↓↓↓
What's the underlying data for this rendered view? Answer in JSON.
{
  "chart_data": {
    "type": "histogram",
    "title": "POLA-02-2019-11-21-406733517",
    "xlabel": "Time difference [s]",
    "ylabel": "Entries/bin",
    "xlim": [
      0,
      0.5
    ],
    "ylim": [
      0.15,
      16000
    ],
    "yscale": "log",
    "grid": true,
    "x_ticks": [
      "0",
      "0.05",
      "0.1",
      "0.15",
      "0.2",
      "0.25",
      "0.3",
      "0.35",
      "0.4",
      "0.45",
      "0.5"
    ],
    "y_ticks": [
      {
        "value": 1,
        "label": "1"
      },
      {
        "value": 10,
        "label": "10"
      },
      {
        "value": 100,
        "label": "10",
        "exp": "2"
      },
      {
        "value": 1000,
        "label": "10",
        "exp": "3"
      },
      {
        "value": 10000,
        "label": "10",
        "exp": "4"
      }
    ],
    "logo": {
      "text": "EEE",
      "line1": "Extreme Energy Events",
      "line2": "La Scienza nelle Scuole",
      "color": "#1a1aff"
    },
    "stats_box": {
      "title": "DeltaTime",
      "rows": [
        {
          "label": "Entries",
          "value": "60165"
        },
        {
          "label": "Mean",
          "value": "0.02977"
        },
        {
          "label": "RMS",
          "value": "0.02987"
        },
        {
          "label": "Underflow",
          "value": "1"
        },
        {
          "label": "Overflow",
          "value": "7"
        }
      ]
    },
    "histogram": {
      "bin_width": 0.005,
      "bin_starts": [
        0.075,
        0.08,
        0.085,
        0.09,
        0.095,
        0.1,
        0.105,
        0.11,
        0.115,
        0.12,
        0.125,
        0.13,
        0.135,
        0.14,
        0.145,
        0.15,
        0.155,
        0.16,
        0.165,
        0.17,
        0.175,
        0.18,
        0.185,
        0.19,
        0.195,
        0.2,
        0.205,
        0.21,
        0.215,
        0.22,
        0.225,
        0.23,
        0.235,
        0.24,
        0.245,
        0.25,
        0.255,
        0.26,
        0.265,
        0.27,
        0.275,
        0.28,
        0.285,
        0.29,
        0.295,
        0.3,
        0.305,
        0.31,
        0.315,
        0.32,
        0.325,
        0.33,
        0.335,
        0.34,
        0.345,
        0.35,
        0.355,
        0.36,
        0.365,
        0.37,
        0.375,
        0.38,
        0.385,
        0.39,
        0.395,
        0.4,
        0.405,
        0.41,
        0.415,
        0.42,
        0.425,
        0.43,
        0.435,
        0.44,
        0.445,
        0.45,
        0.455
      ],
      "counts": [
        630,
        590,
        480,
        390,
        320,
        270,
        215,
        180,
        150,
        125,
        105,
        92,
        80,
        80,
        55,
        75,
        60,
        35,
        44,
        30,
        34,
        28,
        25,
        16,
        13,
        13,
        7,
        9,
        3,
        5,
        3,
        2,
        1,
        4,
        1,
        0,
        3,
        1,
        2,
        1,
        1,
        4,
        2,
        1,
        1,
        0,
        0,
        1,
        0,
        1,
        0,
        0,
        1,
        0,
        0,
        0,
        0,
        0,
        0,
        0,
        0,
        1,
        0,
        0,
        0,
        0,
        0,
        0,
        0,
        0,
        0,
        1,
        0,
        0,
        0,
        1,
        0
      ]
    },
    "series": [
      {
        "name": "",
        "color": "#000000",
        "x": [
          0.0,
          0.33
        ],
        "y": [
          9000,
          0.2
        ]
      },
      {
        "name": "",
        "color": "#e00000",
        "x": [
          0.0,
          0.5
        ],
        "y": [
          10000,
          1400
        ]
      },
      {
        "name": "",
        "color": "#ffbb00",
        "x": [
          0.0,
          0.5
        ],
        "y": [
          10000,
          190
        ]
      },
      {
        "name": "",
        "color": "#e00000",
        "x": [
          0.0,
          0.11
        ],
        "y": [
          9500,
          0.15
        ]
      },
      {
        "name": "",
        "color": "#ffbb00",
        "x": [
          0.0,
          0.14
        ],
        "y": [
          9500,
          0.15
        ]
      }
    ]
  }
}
↑↑↑
» **What the task requires**: Gather each line that holds "title".

» **Complete answer**:
    "title": "POLA-02-2019-11-21-406733517",
      "title": "DeltaTime",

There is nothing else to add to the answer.